→ WHAT IS ASKED
Print each line of the listing once more, precisely as given.
● ● ● ● ● ● ●
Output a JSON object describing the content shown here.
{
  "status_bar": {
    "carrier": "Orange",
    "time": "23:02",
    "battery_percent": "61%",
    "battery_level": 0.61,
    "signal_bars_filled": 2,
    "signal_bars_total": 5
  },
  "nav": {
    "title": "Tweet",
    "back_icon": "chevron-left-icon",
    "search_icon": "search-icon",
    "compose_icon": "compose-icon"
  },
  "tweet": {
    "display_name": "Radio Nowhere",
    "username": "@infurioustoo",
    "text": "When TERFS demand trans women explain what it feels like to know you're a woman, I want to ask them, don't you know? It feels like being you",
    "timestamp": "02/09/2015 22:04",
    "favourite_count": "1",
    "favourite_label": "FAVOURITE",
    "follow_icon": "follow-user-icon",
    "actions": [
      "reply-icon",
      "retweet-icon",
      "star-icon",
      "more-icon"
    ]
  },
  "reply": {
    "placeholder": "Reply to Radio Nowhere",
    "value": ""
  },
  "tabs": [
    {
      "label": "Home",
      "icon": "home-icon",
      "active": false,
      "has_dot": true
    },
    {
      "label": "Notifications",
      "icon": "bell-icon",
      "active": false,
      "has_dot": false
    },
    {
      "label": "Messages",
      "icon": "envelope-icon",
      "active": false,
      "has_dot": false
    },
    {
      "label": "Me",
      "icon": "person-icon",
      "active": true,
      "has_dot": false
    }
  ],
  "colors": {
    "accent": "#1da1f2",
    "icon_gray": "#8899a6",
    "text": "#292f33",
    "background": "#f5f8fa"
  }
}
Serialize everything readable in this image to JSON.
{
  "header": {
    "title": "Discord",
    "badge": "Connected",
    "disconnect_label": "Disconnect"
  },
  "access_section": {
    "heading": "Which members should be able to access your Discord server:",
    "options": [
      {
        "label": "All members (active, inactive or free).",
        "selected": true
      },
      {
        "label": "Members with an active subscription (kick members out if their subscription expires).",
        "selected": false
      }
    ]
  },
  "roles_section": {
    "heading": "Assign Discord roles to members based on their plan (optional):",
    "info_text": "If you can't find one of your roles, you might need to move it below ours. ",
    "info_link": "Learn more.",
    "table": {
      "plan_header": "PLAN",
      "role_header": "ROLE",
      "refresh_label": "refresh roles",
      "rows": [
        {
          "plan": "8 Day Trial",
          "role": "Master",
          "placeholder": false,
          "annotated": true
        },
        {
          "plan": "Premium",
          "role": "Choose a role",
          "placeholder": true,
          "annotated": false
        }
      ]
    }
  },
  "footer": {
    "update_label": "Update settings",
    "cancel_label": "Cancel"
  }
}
● ● ● ● ● ● ●
→ RESULT BELOW
Output a JSON object describing the content shown here.
{
  "status_bar": {
    "carrier": "Orange",
    "time": "23:02",
    "battery_percent": "61%",
    "battery_level": 0.61,
    "signal_bars_filled": 2,
    "signal_bars_total": 5
  },
  "nav": {
    "title": "Tweet",
    "back_icon": "chevron-left-icon",
    "search_icon": "search-icon",
    "compose_icon": "compose-icon"
  },
  "tweet": {
    "display_name": "Radio Nowhere",
    "username": "@infurioustoo",
    "text": "When TERFS demand trans women explain what it feels like to know you're a woman, I want to ask them, don't you know? It feels like being you",
    "timestamp": "02/09/2015 22:04",
    "favourite_count": "1",
    "favourite_label": "FAVOURITE",
    "follow_icon": "follow-user-icon",
    "actions": [
      "reply-icon",
      "retweet-icon",
      "star-icon",
      "more-icon"
    ]
  },
  "reply": {
    "placeholder": "Reply to Radio Nowhere",
    "value": ""
  },
  "tabs": [
    {
      "label": "Home",
      "icon": "home-icon",
      "active": false,
      "has_dot": true
    },
    {
      "label": "Notifications",
      "icon": "bell-icon",
      "active": false,
      "has_dot": false
    },
    {
      "label": "Messages",
      "icon": "envelope-icon",
      "active": false,
      "has_dot": false
    },
    {
      "label": "Me",
      "icon": "person-icon",
      "active": true,
      "has_dot": false
    }
  ],
  "colors": {
    "accent": "#1da1f2",
    "icon_gray": "#8899a6",
    "text": "#292f33",
    "background": "#f5f8fa"
  }
}
Serialize everything readable in this image to JSON.
{
  "header": {
    "title": "Discord",
    "badge": "Connected",
    "disconnect_label": "Disconnect"
  },
  "access_section": {
    "heading": "Which members should be able to access your Discord server:",
    "options": [
      {
        "label": "All members (active, inactive or free).",
        "selected": true
      },
      {
        "label": "Members with an active subscription (kick members out if their subscription expires).",
        "selected": false
      }
    ]
  },
  "roles_section": {
    "heading": "Assign Discord roles to members based on their plan (optional):",
    "info_text": "If you can't find one of your roles, you might need to move it below ours. ",
    "info_link": "Learn more.",
    "table": {
      "plan_header": "PLAN",
      "role_header": "ROLE",
      "refresh_label": "refresh roles",
      "rows": [
        {
          "plan": "8 Day Trial",
          "role": "Master",
          "placeholder": false,
          "annotated": true
        },
        {
          "plan": "Premium",
          "role": "Choose a role",
          "placeholder": true,
          "annotated": false
        }
      ]
    }
  },
  "footer": {
    "update_label": "Update settings",
    "cancel_label": "Cancel"
  }
}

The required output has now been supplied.